**STATED TASK:** Transcribe everything in the data word for word. Pictures are left out.

⟨

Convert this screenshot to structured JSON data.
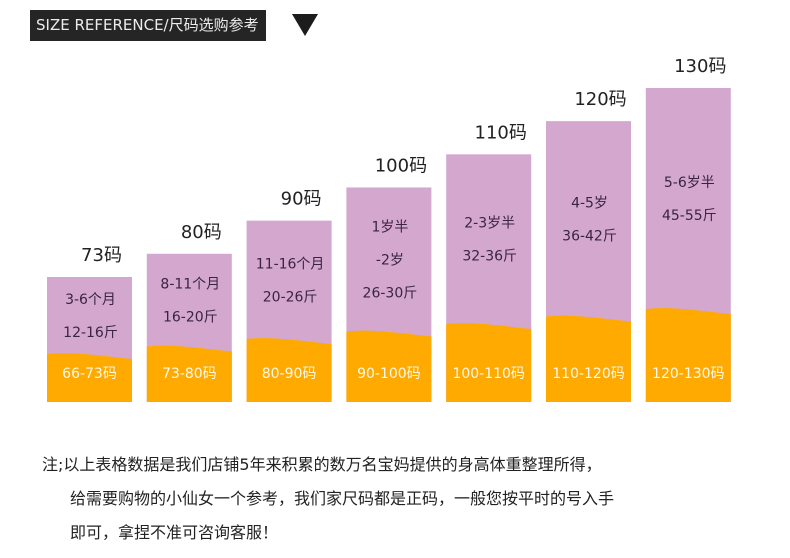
{
  "header": {
    "title": "SIZE REFERENCE/尺码选购参考",
    "indicator_icon": "triangle-down-icon"
  },
  "colors": {
    "header_bg": "#252525",
    "header_text": "#ececec",
    "age_band": "#d4a7cf",
    "height_band": "#ffaa00",
    "info_text": "#3a2440",
    "range_text": "#fff8ea"
  },
  "chart_data": {
    "type": "bar",
    "title": "SIZE REFERENCE/尺码选购参考",
    "xlabel": "",
    "ylabel": "",
    "grid": false,
    "legend": "none",
    "categories": [
      "73码",
      "80码",
      "90码",
      "100码",
      "110码",
      "120码",
      "130码"
    ],
    "series": [
      {
        "name": "size",
        "values": [
          73,
          80,
          90,
          100,
          110,
          120,
          130
        ]
      }
    ],
    "bars": [
      {
        "size": "73码",
        "age": [
          "3-6个月"
        ],
        "weight": "12-16斤",
        "height_range": "66-73码"
      },
      {
        "size": "80码",
        "age": [
          "8-11个月"
        ],
        "weight": "16-20斤",
        "height_range": "73-80码"
      },
      {
        "size": "90码",
        "age": [
          "11-16个月"
        ],
        "weight": "20-26斤",
        "height_range": "80-90码"
      },
      {
        "size": "100码",
        "age": [
          "1岁半",
          "-2岁"
        ],
        "weight": "26-30斤",
        "height_range": "90-100码"
      },
      {
        "size": "110码",
        "age": [
          "2-3岁半"
        ],
        "weight": "32-36斤",
        "height_range": "100-110码"
      },
      {
        "size": "120码",
        "age": [
          "4-5岁"
        ],
        "weight": "36-42斤",
        "height_range": "110-120码"
      },
      {
        "size": "130码",
        "age": [
          "5-6岁半"
        ],
        "weight": "45-55斤",
        "height_range": "120-130码"
      }
    ],
    "ylim": [
      0,
      130
    ]
  },
  "note": {
    "line1": "注;以上表格数据是我们店铺5年来积累的数万名宝妈提供的身高体重整理所得，",
    "line2": "给需要购物的小仙女一个参考，我们家尺码都是正码，一般您按平时的号入手",
    "line3": "即可，拿捏不准可咨询客服！"
  }
}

⟩

**RESULT FOR THIS EXERCISE:**
Convert this screenshot to structured JSON data.
{
  "header": {
    "title": "SIZE REFERENCE/尺码选购参考",
    "indicator_icon": "triangle-down-icon"
  },
  "colors": {
    "header_bg": "#252525",
    "header_text": "#ececec",
    "age_band": "#d4a7cf",
    "height_band": "#ffaa00",
    "info_text": "#3a2440",
    "range_text": "#fff8ea"
  },
  "chart_data": {
    "type": "bar",
    "title": "SIZE REFERENCE/尺码选购参考",
    "xlabel": "",
    "ylabel": "",
    "grid": false,
    "legend": "none",
    "categories": [
      "73码",
      "80码",
      "90码",
      "100码",
      "110码",
      "120码",
      "130码"
    ],
    "series": [
      {
        "name": "size",
        "values": [
          73,
          80,
          90,
          100,
          110,
          120,
          130
        ]
      }
    ],
    "bars": [
      {
        "size": "73码",
        "age": [
          "3-6个月"
        ],
        "weight": "12-16斤",
        "height_range": "66-73码"
      },
      {
        "size": "80码",
        "age": [
          "8-11个月"
        ],
        "weight": "16-20斤",
        "height_range": "73-80码"
      },
      {
        "size": "90码",
        "age": [
          "11-16个月"
        ],
        "weight": "20-26斤",
        "height_range": "80-90码"
      },
      {
        "size": "100码",
        "age": [
          "1岁半",
          "-2岁"
        ],
        "weight": "26-30斤",
        "height_range": "90-100码"
      },
      {
        "size": "110码",
        "age": [
          "2-3岁半"
        ],
        "weight": "32-36斤",
        "height_range": "100-110码"
      },
      {
        "size": "120码",
        "age": [
          "4-5岁"
        ],
        "weight": "36-42斤",
        "height_range": "110-120码"
      },
      {
        "size": "130码",
        "age": [
          "5-6岁半"
        ],
        "weight": "45-55斤",
        "height_range": "120-130码"
      }
    ],
    "ylim": [
      0,
      130
    ]
  },
  "note": {
    "line1": "注;以上表格数据是我们店铺5年来积累的数万名宝妈提供的身高体重整理所得，",
    "line2": "给需要购物的小仙女一个参考，我们家尺码都是正码，一般您按平时的号入手",
    "line3": "即可，拿捏不准可咨询客服！"
  }
}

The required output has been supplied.